• **INSTRUCTIONS FOR THE TASK**
Across the listing below, how many lines contain the string "Seite"? Only the number is needed.

• **TASK INPUTS**
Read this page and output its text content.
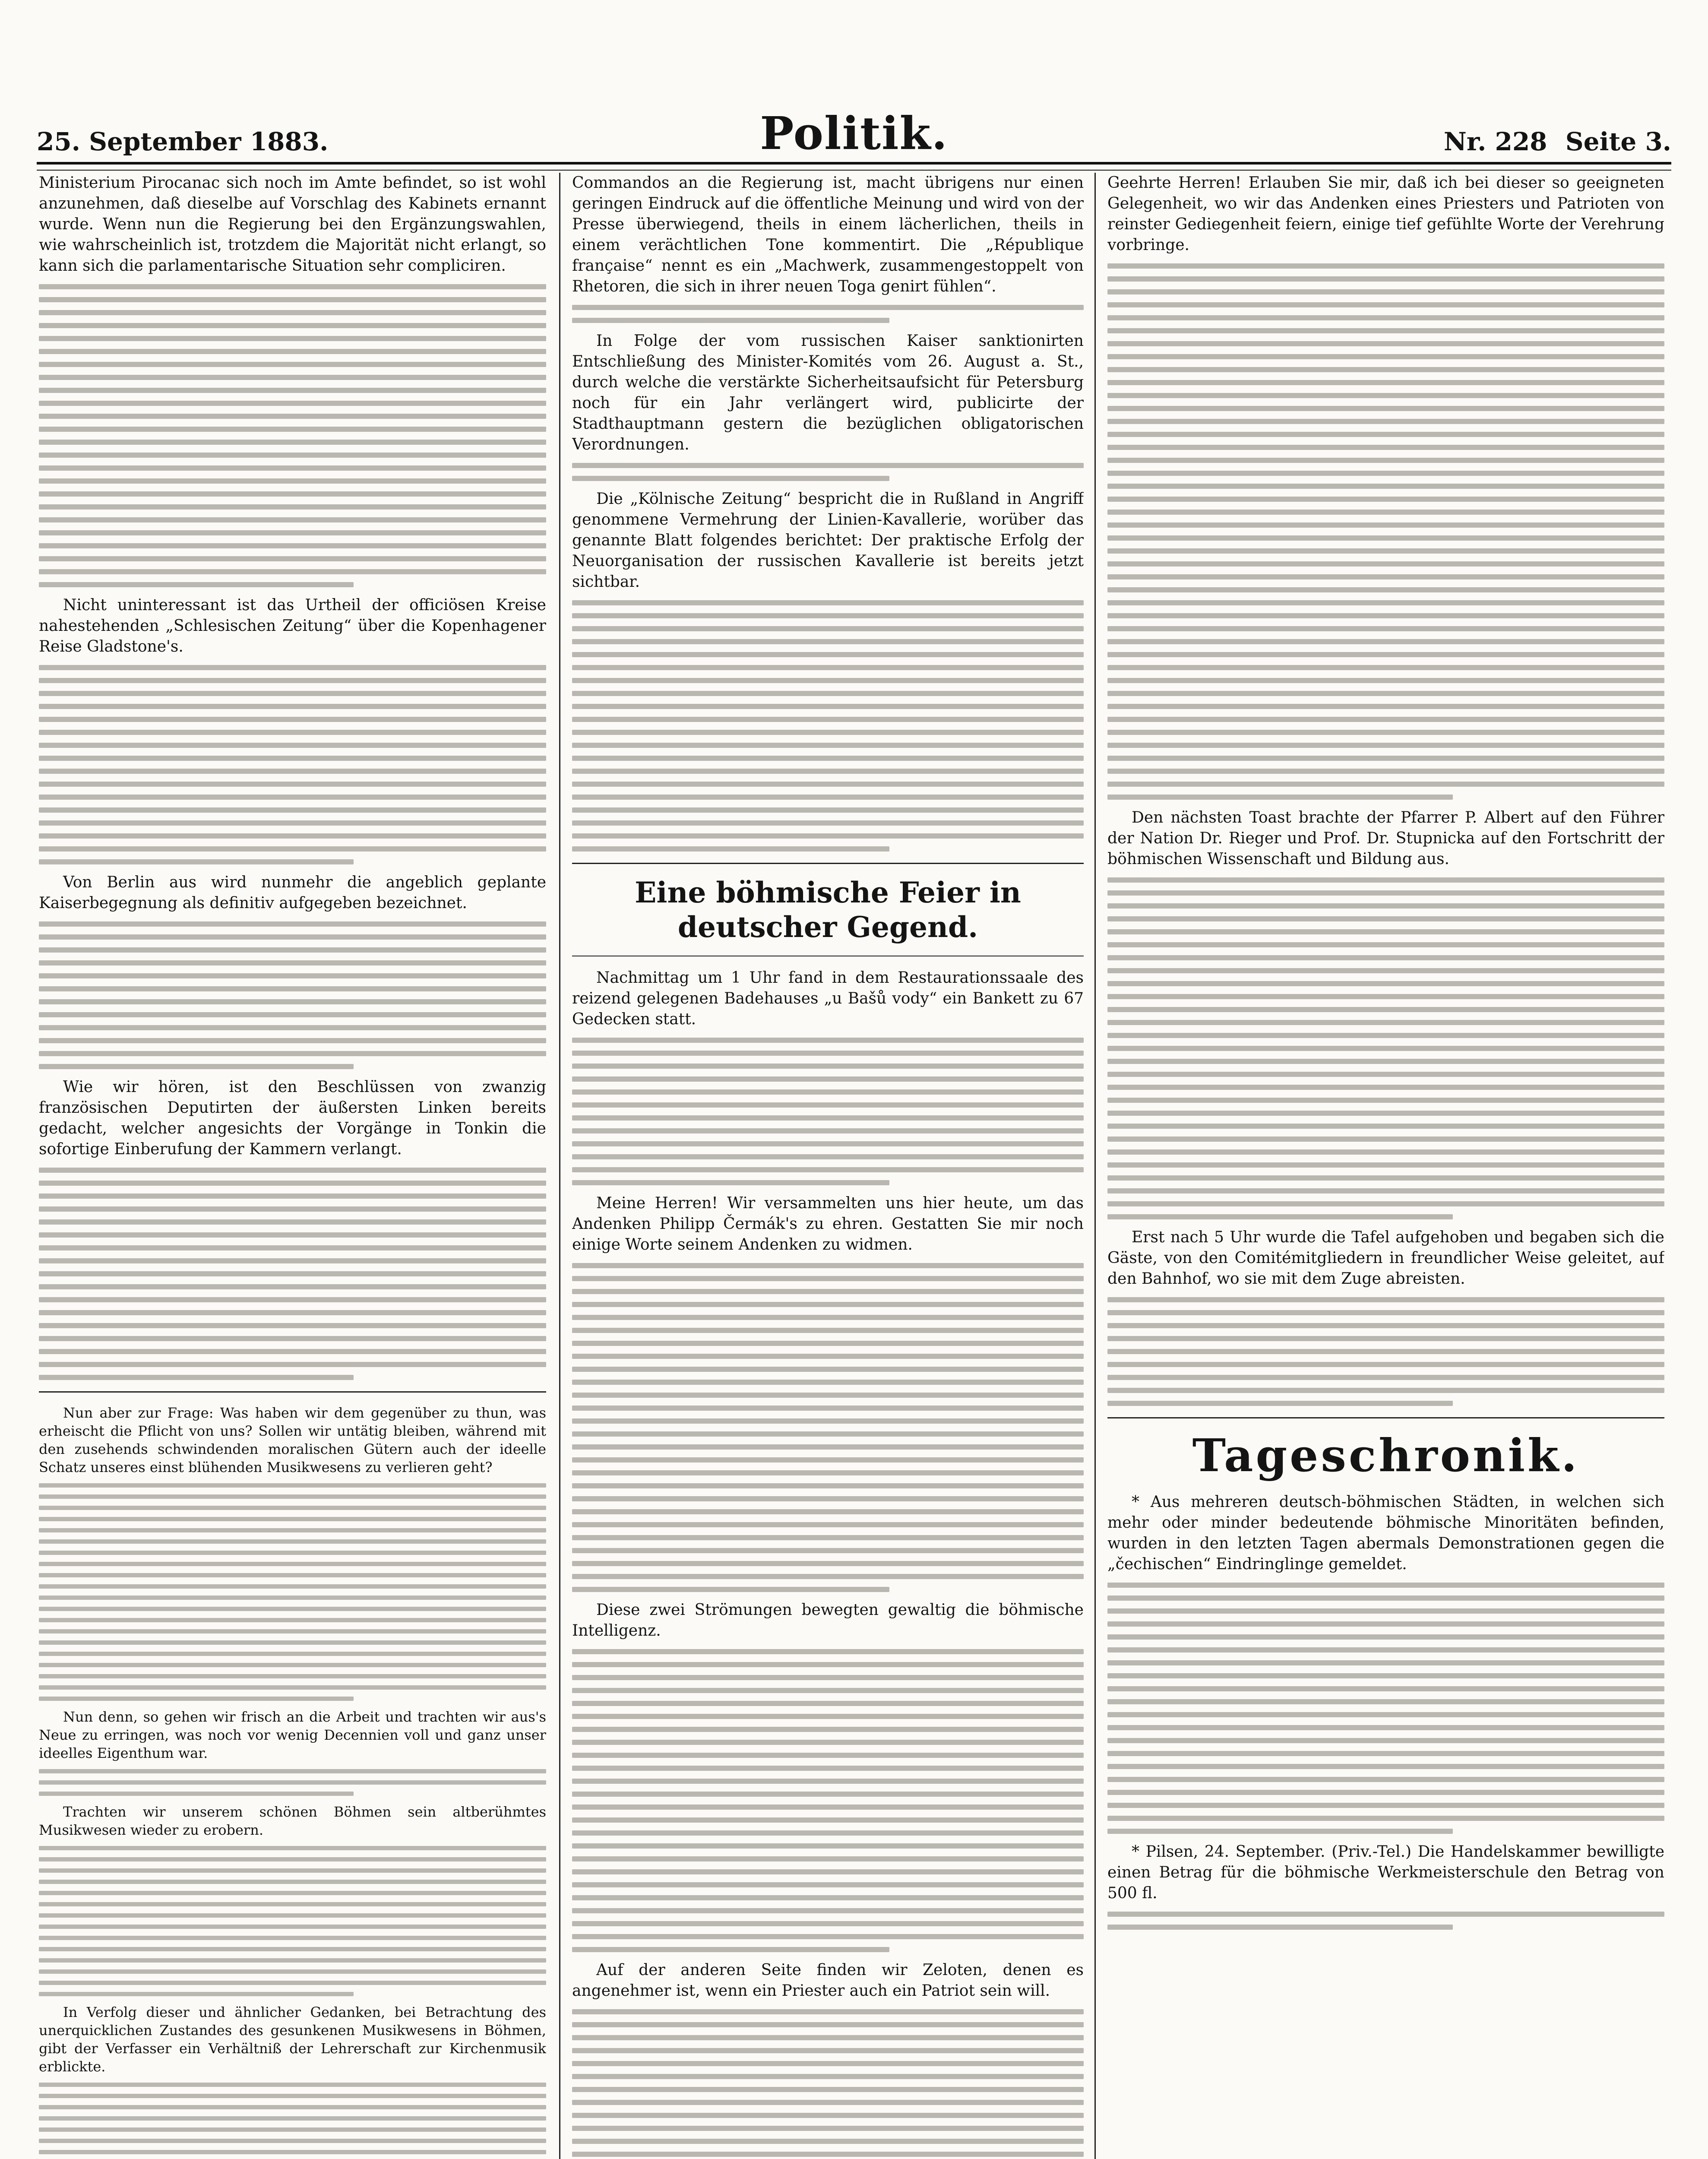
25. September 1883.	Politik.	Nr. 228 Seite 3.

Ministerium Pirocanac sich noch im Amte befindet, so ist wohl anzunehmen, daß dieselbe auf Vorschlag des Kabinets ernannt wurde. Wenn nun die Regierung bei den Ergänzungswahlen, wie wahrscheinlich ist, trotzdem die Majorität nicht erlangt, so kann sich die parlamentarische Situation sehr compliciren.

Nicht uninteressant ist das Urtheil der officiösen Kreise nahestehenden „Schlesischen Zeitung“ über die Kopenhagener Reise Gladstone's.

Von Berlin aus wird nunmehr die angeblich geplante Kaiserbegegnung als definitiv aufgegeben bezeichnet.

Wie wir hören, ist den Beschlüssen von zwanzig französischen Deputirten der äußersten Linken bereits gedacht, welcher angesichts der Vorgänge in Tonkin die sofortige Einberufung der Kammern verlangt.

Nun aber zur Frage: Was haben wir dem gegenüber zu thun, was erheischt die Pflicht von uns? Sollen wir untätig bleiben, während mit den zusehends schwindenden moralischen Gütern auch der ideelle Schatz unseres einst blühenden Musikwesens zu verlieren geht?

Nun denn, so gehen wir frisch an die Arbeit und trachten wir aus's Neue zu erringen, was noch vor wenig Decennien voll und ganz unser ideelles Eigenthum war.

Trachten wir unserem schönen Böhmen sein altberühmtes Musikwesen wieder zu erobern.

In Verfolg dieser und ähnlicher Gedanken, bei Betrachtung des unerquicklichen Zustandes des gesunkenen Musikwesens in Böhmen, gibt der Verfasser ein Verhältniß der Lehrerschaft zur Kirchenmusik erblickte.

Commandos an die Regierung ist, macht übrigens nur einen geringen Eindruck auf die öffentliche Meinung und wird von der Presse überwiegend, theils in einem lächerlichen, theils in einem verächtlichen Tone kommentirt. Die „République française“ nennt es ein „Machwerk, zusammengestoppelt von Rhetoren, die sich in ihrer neuen Toga genirt fühlen“.

In Folge der vom russischen Kaiser sanktionirten Entschließung des Minister-Komités vom 26. August a. St., durch welche die verstärkte Sicherheitsaufsicht für Petersburg noch für ein Jahr verlängert wird, publicirte der Stadthauptmann gestern die bezüglichen obligatorischen Verordnungen.

Die „Kölnische Zeitung“ bespricht die in Rußland in Angriff genommene Vermehrung der Linien-Kavallerie, worüber das genannte Blatt folgendes berichtet: Der praktische Erfolg der Neuorganisation der russischen Kavallerie ist bereits jetzt sichtbar.

Eine böhmische Feier in deutscher Gegend.

Nachmittag um 1 Uhr fand in dem Restaurationssaale des reizend gelegenen Badehauses „u Bašů vody“ ein Bankett zu 67 Gedecken statt.

Meine Herren! Wir versammelten uns hier heute, um das Andenken Philipp Čermák's zu ehren. Gestatten Sie mir noch einige Worte seinem Andenken zu widmen.

Diese zwei Strömungen bewegten gewaltig die böhmische Intelligenz.

Auf der anderen Seite finden wir Zeloten, denen es angenehmer ist, wenn ein Priester auch ein Patriot sein will.

Geehrte Herren! Erlauben Sie mir, daß ich bei dieser so geeigneten Gelegenheit, wo wir das Andenken eines Priesters und Patrioten von reinster Gediegenheit feiern, einige tief gefühlte Worte der Verehrung vorbringe.

Den nächsten Toast brachte der Pfarrer P. Albert auf den Führer der Nation Dr. Rieger und Prof. Dr. Stupnicka auf den Fortschritt der böhmischen Wissenschaft und Bildung aus.

Erst nach 5 Uhr wurde die Tafel aufgehoben und begaben sich die Gäste, von den Comitémitgliedern in freundlicher Weise geleitet, auf den Bahnhof, wo sie mit dem Zuge abreisten.

Tageschronik.

* Aus mehreren deutsch-böhmischen Städten, in welchen sich mehr oder minder bedeutende böhmische Minoritäten befinden, wurden in den letzten Tagen abermals Demonstrationen gegen die „čechischen“ Eindringlinge gemeldet.

* Pilsen, 24. September. (Priv.-Tel.) Die Handelskammer bewilligte einen Betrag für die böhmische Werkmeisterschule den Betrag von 500 fl.
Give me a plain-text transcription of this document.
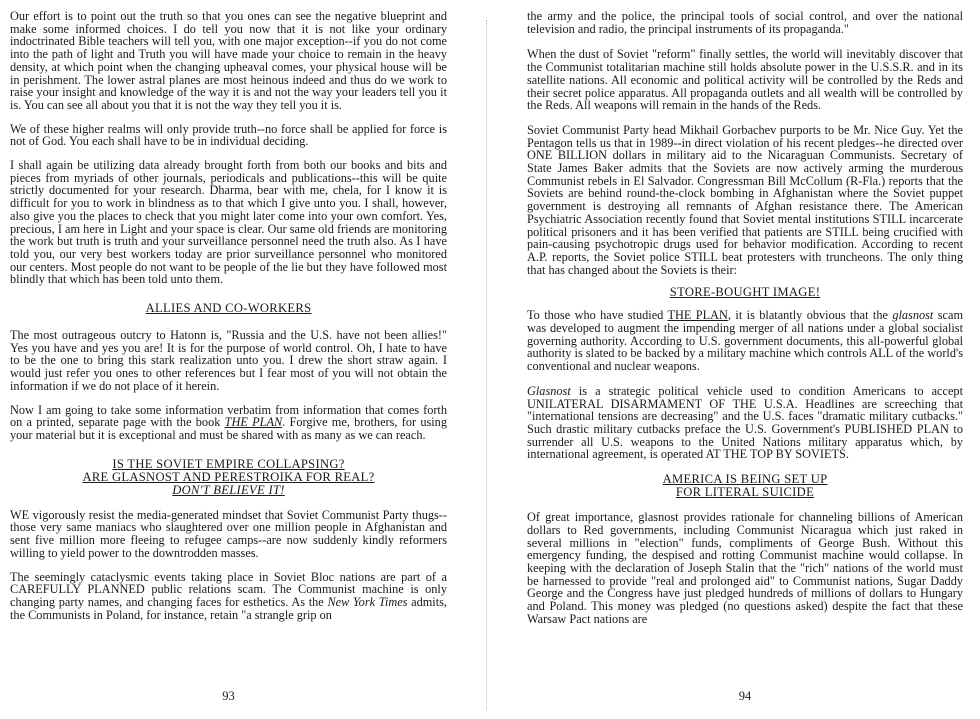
Our effort is to point out the truth so that you ones can see the negative blueprint and make some informed choices. I do tell you now that it is not like your ordinary indoctrinated Bible teachers will tell you, with one major exception--if you do not come into the path of light and Truth you will have made your choice to remain in the heavy density, at which point when the changing upheaval comes, your physical house will be in perishment. The lower astral planes are most heinous indeed and thus do we work to raise your insight and knowledge of the way it is and not the way your leaders tell you it is. You can see all about you that it is not the way they tell you it is.

We of these higher realms will only provide truth--no force shall be applied for force is not of God. You each shall have to be in individual deciding.

I shall again be utilizing data already brought forth from both our books and bits and pieces from myriads of other journals, periodicals and publications--this will be quite strictly documented for your research. Dharma, bear with me, chela, for I know it is difficult for you to work in blindness as to that which I give unto you. I shall, however, also give you the places to check that you might later come into your own comfort. Yes, precious, I am here in Light and your space is clear. Our same old friends are monitoring the work but truth is truth and your surveillance personnel need the truth also. As I have told you, our very best workers today are prior surveillance personnel who monitored our centers. Most people do not want to be people of the lie but they have followed most blindly that which has been told unto them.

ALLIES AND CO-WORKERS

The most outrageous outcry to Hatonn is, "Russia and the U.S. have not been allies!" Yes you have and yes you are! It is for the purpose of world control. Oh, I hate to have to be the one to bring this stark realization unto you. I drew the short straw again. I would just refer you ones to other references but I fear most of you will not obtain the information if we do not place of it herein.

Now I am going to take some information verbatim from information that comes forth on a printed, separate page with the book THE PLAN. Forgive me, brothers, for using your material but it is exceptional and must be shared with as many as we can reach.

IS THE SOVIET EMPIRE COLLAPSING?

ARE GLASNOST AND PERESTROIKA FOR REAL?

DON'T BELIEVE IT!

WE vigorously resist the media-generated mindset that Soviet Communist Party thugs--those very same maniacs who slaughtered over one million people in Afghanistan and sent five million more fleeing to refugee camps--are now suddenly kindly reformers willing to yield power to the downtrodden masses.

The seemingly cataclysmic events taking place in Soviet Bloc nations are part of a CAREFULLY PLANNED public relations scam. The Communist machine is only changing party names, and changing faces for esthetics. As the New York Times admits, the Communists in Poland, for instance, retain "a strangle grip on

93

the army and the police, the principal tools of social control, and over the national television and radio, the principal instruments of its propaganda."

When the dust of Soviet "reform" finally settles, the world will inevitably discover that the Communist totalitarian machine still holds absolute power in the U.S.S.R. and in its satellite nations. All economic and political activity will be controlled by the Reds and their secret police apparatus. All propaganda outlets and all wealth will be controlled by the Reds. All weapons will remain in the hands of the Reds.

Soviet Communist Party head Mikhail Gorbachev purports to be Mr. Nice Guy. Yet the Pentagon tells us that in 1989--in direct violation of his recent pledges--he directed over ONE BILLION dollars in military aid to the Nicaraguan Communists. Secretary of State James Baker admits that the Soviets are now actively arming the murderous Communist rebels in El Salvador. Congressman Bill McCollum (R-Fla.) reports that the Soviets are behind round-the-clock bombing in Afghanistan where the Soviet puppet government is destroying all remnants of Afghan resistance there. The American Psychiatric Association recently found that Soviet mental institutions STILL incarcerate political prisoners and it has been verified that patients are STILL being crucified with pain-causing psychotropic drugs used for behavior modification. According to recent A.P. reports, the Soviet police STILL beat protesters with truncheons. The only thing that has changed about the Soviets is their:

STORE-BOUGHT IMAGE!

To those who have studied THE PLAN, it is blatantly obvious that the glasnost scam was developed to augment the impending merger of all nations under a global socialist governing authority. According to U.S. government documents, this all-powerful global authority is slated to be backed by a military machine which controls ALL of the world's conventional and nuclear weapons.

Glasnost is a strategic political vehicle used to condition Americans to accept UNILATERAL DISARMAMENT OF THE U.S.A. Headlines are screeching that "international tensions are decreasing" and the U.S. faces "dramatic military cutbacks." Such drastic military cutbacks preface the U.S. Government's PUBLISHED PLAN to surrender all U.S. weapons to the United Nations military apparatus which, by international agreement, is operated AT THE TOP BY SOVIETS.

AMERICA IS BEING SET UP

FOR LITERAL SUICIDE

Of great importance, glasnost provides rationale for channeling billions of American dollars to Red governments, including Communist Nicaragua which just raked in several millions in "election" funds, compliments of George Bush. Without this emergency funding, the despised and rotting Communist machine would collapse. In keeping with the declaration of Joseph Stalin that the "rich" nations of the world must be harnessed to provide "real and prolonged aid" to Communist nations, Sugar Daddy George and the Congress have just pledged hundreds of millions of dollars to Hungary and Poland. This money was pledged (no questions asked) despite the fact that these Warsaw Pact nations are

94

• **ANSWER FOR THIS EXERCISE**
2